(Data excerpts)
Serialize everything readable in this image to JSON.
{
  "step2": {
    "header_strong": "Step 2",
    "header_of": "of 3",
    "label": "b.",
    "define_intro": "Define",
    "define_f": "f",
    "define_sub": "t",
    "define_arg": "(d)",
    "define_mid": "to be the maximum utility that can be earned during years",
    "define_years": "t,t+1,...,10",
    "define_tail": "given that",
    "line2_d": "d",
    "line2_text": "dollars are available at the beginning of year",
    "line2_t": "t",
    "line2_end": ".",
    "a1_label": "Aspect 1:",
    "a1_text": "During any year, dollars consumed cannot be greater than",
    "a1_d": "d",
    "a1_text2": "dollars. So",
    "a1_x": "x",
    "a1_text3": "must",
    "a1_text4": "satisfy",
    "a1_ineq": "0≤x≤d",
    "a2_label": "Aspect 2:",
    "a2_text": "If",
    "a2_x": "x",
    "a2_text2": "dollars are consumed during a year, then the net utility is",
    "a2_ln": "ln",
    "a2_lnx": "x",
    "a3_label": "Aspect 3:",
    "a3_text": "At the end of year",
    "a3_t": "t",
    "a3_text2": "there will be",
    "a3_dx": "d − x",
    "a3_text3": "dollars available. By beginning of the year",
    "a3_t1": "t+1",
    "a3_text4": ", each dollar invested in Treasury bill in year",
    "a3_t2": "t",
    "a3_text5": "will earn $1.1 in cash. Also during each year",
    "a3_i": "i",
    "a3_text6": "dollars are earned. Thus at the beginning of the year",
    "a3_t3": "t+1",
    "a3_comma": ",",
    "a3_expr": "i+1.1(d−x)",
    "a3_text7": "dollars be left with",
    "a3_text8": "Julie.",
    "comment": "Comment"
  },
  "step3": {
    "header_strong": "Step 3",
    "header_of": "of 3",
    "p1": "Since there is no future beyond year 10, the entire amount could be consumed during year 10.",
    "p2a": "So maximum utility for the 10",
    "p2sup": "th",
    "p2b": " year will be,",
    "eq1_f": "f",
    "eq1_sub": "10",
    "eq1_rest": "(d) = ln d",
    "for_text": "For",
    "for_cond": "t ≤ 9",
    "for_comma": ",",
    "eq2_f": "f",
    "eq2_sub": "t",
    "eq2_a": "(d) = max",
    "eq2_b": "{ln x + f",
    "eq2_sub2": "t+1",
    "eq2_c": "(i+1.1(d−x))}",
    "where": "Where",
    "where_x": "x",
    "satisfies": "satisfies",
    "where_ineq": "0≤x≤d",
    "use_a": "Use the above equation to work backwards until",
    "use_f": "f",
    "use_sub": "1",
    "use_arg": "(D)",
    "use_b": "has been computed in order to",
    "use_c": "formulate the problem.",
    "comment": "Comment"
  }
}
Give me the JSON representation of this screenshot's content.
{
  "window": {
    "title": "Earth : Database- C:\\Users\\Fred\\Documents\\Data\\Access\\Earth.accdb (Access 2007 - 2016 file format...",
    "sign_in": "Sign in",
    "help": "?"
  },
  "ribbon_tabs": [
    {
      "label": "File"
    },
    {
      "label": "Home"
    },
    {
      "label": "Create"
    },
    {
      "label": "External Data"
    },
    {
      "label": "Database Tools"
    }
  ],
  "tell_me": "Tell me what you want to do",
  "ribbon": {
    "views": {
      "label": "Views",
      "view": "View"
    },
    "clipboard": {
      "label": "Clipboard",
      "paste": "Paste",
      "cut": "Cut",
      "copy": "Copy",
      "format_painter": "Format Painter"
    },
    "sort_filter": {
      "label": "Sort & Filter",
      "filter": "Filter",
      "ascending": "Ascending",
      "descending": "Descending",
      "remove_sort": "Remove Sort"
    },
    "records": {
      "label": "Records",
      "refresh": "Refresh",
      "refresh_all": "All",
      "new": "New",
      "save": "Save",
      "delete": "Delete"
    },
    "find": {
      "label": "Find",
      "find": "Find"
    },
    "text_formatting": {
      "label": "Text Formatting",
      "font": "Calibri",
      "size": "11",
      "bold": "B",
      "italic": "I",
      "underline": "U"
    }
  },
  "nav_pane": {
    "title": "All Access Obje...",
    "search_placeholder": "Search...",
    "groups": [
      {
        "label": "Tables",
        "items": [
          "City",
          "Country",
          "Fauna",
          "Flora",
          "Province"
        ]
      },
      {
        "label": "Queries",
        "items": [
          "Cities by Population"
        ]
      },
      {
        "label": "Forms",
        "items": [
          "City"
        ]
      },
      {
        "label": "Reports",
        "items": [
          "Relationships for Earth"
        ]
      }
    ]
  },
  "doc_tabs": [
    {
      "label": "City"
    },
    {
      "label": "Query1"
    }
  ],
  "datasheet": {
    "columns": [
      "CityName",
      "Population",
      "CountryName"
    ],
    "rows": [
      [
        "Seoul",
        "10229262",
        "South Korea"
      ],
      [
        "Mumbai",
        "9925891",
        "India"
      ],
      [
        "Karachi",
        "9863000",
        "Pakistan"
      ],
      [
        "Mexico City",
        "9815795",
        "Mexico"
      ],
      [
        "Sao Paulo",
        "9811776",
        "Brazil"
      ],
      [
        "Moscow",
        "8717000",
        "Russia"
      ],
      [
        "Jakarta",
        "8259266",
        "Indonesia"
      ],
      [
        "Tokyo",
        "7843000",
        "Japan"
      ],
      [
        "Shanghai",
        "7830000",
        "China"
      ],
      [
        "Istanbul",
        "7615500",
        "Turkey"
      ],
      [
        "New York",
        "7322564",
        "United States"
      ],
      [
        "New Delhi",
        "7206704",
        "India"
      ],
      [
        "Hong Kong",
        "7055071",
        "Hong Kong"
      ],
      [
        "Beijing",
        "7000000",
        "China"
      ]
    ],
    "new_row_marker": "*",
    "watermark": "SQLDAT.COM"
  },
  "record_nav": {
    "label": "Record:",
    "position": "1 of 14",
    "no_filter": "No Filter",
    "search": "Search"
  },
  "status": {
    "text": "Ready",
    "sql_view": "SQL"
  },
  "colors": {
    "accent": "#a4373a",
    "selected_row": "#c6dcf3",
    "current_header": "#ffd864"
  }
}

◆ Work to complete
From the data above, pick out each line containing "available" and copy it.

◆ Answer to the problem
    "line2_text": "dollars are available at the beginning of year",
    "a3_text3": "dollars available. By beginning of the year",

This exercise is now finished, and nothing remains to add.